Recorded data
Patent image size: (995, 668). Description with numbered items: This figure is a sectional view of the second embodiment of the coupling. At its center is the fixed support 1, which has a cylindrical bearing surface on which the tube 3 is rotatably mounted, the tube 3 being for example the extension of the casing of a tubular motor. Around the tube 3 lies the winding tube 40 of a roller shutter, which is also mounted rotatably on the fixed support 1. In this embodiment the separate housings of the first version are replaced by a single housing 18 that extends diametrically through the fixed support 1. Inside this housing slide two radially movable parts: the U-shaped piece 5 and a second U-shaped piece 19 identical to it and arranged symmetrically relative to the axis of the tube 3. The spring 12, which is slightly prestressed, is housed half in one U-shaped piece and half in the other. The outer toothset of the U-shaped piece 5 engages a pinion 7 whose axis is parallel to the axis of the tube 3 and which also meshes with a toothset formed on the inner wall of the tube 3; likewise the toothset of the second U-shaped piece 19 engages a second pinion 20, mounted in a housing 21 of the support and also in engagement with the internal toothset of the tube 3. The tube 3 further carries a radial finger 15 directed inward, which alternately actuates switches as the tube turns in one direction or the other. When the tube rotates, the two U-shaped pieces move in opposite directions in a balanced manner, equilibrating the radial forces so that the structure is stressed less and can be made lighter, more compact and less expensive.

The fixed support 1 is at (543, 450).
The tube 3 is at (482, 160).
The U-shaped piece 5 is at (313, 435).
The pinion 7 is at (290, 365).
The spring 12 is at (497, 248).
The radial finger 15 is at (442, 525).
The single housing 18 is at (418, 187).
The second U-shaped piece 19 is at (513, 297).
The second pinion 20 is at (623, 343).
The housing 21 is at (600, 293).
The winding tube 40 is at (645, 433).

REQUIREMENTS
Reproduce every item above word for word, line by line, without any changes.

OUTPUT FOR THIS TASK
Patent image size: (995, 668). Description with numbered items: This figure is a sectional view of the second embodiment of the coupling. At its center is the fixed support 1, which has a cylindrical bearing surface on which the tube 3 is rotatably mounted, the tube 3 being for example the extension of the casing of a tubular motor. Around the tube 3 lies the winding tube 40 of a roller shutter, which is also mounted rotatably on the fixed support 1. In this embodiment the separate housings of the first version are replaced by a single housing 18 that extends diametrically through the fixed support 1. Inside this housing slide two radially movable parts: the U-shaped piece 5 and a second U-shaped piece 19 identical to it and arranged symmetrically relative to the axis of the tube 3. The spring 12, which is slightly prestressed, is housed half in one U-shaped piece and half in the other. The outer toothset of the U-shaped piece 5 engages a pinion 7 whose axis is parallel to the axis of the tube 3 and which also meshes with a toothset formed on the inner wall of the tube 3; likewise the toothset of the second U-shaped piece 19 engages a second pinion 20, mounted in a housing 21 of the support and also in engagement with the internal toothset of the tube 3. The tube 3 further carries a radial finger 15 directed inward, which alternately actuates switches as the tube turns in one direction or the other. When the tube rotates, the two U-shaped pieces move in opposite directions in a balanced manner, equilibrating the radial forces so that the structure is stressed less and can be made lighter, more compact and less expensive.

The fixed support 1 is at (543, 450).
The tube 3 is at (482, 160).
The U-shaped piece 5 is at (313, 435).
The pinion 7 is at (290, 365).
The spring 12 is at (497, 248).
The radial finger 15 is at (442, 525).
The single housing 18 is at (418, 187).
The second U-shaped piece 19 is at (513, 297).
The second pinion 20 is at (623, 343).
The housing 21 is at (600, 293).
The winding tube 40 is at (645, 433).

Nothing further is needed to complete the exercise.